## EXERCISE BRIEF
Write out the data again exactly, skipping every picture.

------------------------------------------------

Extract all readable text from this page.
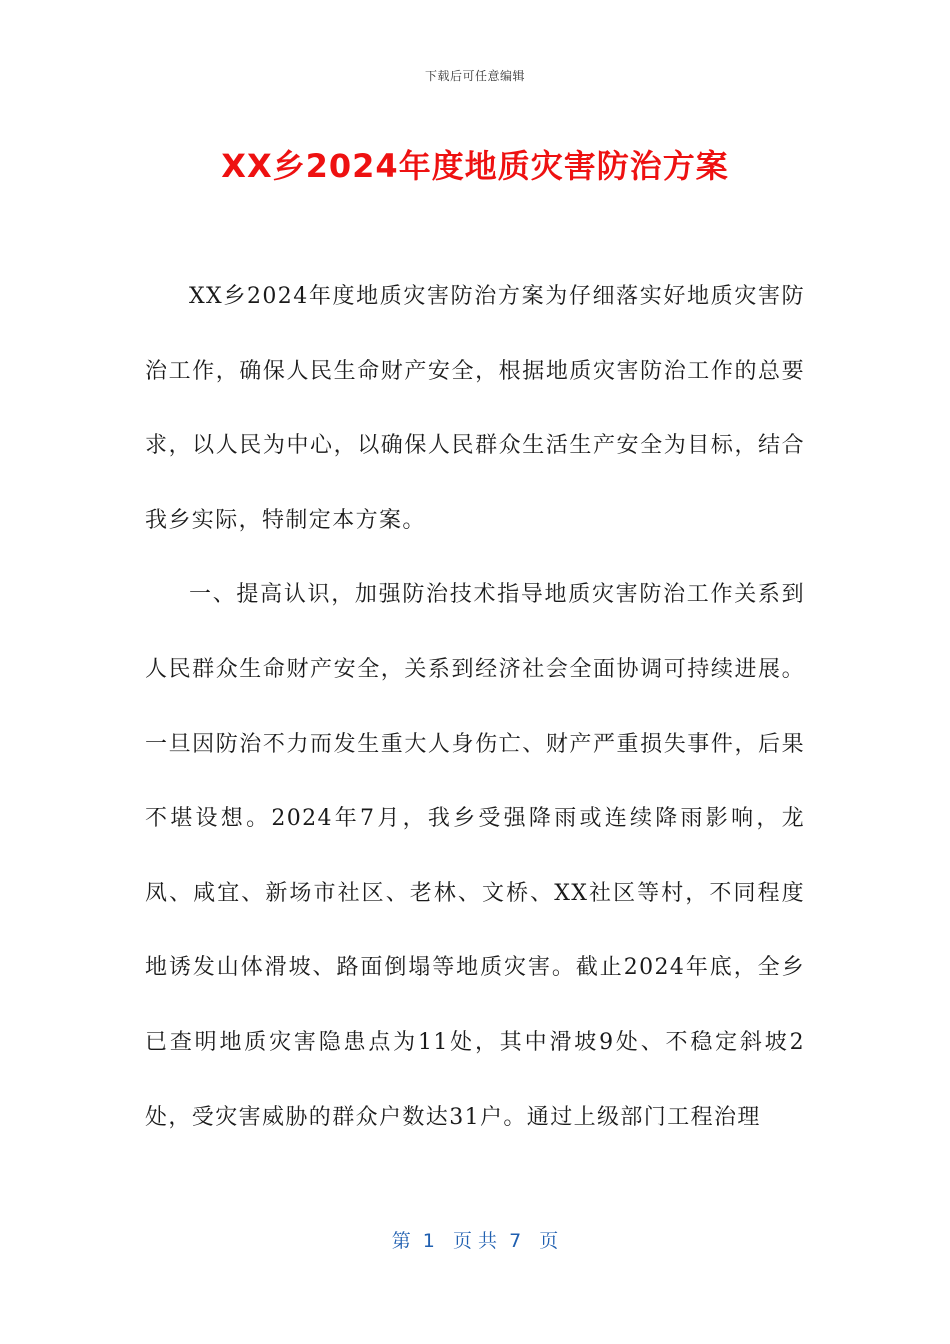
下载后可任意编辑
XX乡2024年度地质灾害防治方案

XX乡2024年度地质灾害防治方案为仔细落实好地质灾害防治工作，确保人民生命财产安全，根据地质灾害防治工作的总要求，以人民为中心，以确保人民群众生活生产安全为目标，结合我乡实际，特制定本方案。

一、提高认识，加强防治技术指导地质灾害防治工作关系到人民群众生命财产安全，关系到经济社会全面协调可持续进展。一旦因防治不力而发生重大人身伤亡、财产严重损失事件，后果不堪设想。2024年7月，我乡受强降雨或连续降雨影响，龙凤、咸宜、新场市社区、老林、文桥、XX社区等村，不同程度地诱发山体滑坡、路面倒塌等地质灾害。截止2024年底，全乡已查明地质灾害隐患点为11处，其中滑坡9处、不稳定斜坡2处，受灾害威胁的群众户数达31户。通过上级部门工程治理

第  1   页 共  7   页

------------------------------------------------

## ANSWER TO THIS EXERCISE
Extract all readable text from this page.
下载后可任意编辑
XX乡2024年度地质灾害防治方案

XX乡2024年度地质灾害防治方案为仔细落实好地质灾害防治工作，确保人民生命财产安全，根据地质灾害防治工作的总要求，以人民为中心，以确保人民群众生活生产安全为目标，结合我乡实际，特制定本方案。

一、提高认识，加强防治技术指导地质灾害防治工作关系到人民群众生命财产安全，关系到经济社会全面协调可持续进展。一旦因防治不力而发生重大人身伤亡、财产严重损失事件，后果不堪设想。2024年7月，我乡受强降雨或连续降雨影响，龙凤、咸宜、新场市社区、老林、文桥、XX社区等村，不同程度地诱发山体滑坡、路面倒塌等地质灾害。截止2024年底，全乡已查明地质灾害隐患点为11处，其中滑坡9处、不稳定斜坡2处，受灾害威胁的群众户数达31户。通过上级部门工程治理

第  1   页 共  7   页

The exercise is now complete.